Write the listing out again, all of it, word for word.

◆ **LISTING**
================

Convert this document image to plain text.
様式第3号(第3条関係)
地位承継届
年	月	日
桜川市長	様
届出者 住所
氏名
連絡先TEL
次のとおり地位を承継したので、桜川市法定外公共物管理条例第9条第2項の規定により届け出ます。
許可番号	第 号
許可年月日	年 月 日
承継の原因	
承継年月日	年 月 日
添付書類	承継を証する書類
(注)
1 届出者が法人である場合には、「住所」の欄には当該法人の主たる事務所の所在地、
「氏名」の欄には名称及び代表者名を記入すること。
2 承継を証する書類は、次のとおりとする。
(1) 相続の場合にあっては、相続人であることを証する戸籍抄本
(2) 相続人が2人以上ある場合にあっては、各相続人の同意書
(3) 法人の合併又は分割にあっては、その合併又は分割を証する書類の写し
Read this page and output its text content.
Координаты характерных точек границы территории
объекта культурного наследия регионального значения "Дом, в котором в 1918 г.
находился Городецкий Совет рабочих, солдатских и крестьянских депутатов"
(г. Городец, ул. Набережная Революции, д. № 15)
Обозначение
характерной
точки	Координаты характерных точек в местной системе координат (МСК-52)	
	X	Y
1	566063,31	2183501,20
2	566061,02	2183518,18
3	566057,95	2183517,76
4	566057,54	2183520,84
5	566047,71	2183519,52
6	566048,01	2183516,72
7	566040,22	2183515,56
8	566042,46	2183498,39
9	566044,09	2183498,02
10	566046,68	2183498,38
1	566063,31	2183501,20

================

◆ **SOLUTION FOR THIS TASK**
Convert this document image to plain text.
様式第3号(第3条関係)
地位承継届
年	月	日
桜川市長	様
届出者 住所
氏名
連絡先TEL
次のとおり地位を承継したので、桜川市法定外公共物管理条例第9条第2項の規定により届け出ます。
許可番号	第 号
許可年月日	年 月 日
承継の原因	
承継年月日	年 月 日
添付書類	承継を証する書類
(注)
1 届出者が法人である場合には、「住所」の欄には当該法人の主たる事務所の所在地、
「氏名」の欄には名称及び代表者名を記入すること。
2 承継を証する書類は、次のとおりとする。
(1) 相続の場合にあっては、相続人であることを証する戸籍抄本
(2) 相続人が2人以上ある場合にあっては、各相続人の同意書
(3) 法人の合併又は分割にあっては、その合併又は分割を証する書類の写し
Read this page and output its text content.
Координаты характерных точек границы территории
объекта культурного наследия регионального значения "Дом, в котором в 1918 г.
находился Городецкий Совет рабочих, солдатских и крестьянских депутатов"
(г. Городец, ул. Набережная Революции, д. № 15)
Обозначение
характерной
точки	Координаты характерных точек в местной системе координат (МСК-52)	
	X	Y
1	566063,31	2183501,20
2	566061,02	2183518,18
3	566057,95	2183517,76
4	566057,54	2183520,84
5	566047,71	2183519,52
6	566048,01	2183516,72
7	566040,22	2183515,56
8	566042,46	2183498,39
9	566044,09	2183498,02
10	566046,68	2183498,38
1	566063,31	2183501,20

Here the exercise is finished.